Task to complete: Reply with only the number of lines that contain the string "icon".

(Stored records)
## Begin
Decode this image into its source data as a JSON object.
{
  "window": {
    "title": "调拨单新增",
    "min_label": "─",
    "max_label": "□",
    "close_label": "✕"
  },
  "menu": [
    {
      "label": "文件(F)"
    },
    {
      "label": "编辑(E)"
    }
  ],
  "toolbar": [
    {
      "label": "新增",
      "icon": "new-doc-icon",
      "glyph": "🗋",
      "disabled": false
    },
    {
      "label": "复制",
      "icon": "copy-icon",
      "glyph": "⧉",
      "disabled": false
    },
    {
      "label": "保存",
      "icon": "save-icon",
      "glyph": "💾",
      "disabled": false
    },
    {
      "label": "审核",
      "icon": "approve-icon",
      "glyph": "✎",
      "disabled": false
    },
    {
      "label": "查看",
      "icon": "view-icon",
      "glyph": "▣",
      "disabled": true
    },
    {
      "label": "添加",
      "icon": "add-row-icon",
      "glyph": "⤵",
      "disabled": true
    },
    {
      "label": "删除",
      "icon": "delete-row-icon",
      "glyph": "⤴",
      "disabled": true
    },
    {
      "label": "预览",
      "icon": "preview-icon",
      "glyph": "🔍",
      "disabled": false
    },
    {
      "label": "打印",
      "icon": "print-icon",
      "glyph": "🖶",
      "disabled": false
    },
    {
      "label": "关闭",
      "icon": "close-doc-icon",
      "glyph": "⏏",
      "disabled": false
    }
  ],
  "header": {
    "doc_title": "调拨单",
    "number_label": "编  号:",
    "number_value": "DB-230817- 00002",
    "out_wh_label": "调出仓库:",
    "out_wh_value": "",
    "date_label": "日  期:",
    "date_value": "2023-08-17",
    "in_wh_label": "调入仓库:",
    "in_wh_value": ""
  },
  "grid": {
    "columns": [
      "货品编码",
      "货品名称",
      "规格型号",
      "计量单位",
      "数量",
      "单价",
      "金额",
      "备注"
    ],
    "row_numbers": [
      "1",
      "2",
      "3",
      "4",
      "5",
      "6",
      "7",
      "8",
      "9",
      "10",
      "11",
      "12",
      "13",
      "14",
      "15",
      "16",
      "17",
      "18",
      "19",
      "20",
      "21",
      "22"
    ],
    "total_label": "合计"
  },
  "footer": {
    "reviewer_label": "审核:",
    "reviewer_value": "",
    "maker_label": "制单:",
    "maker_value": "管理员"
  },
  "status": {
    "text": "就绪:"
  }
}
## End
Correct output: 10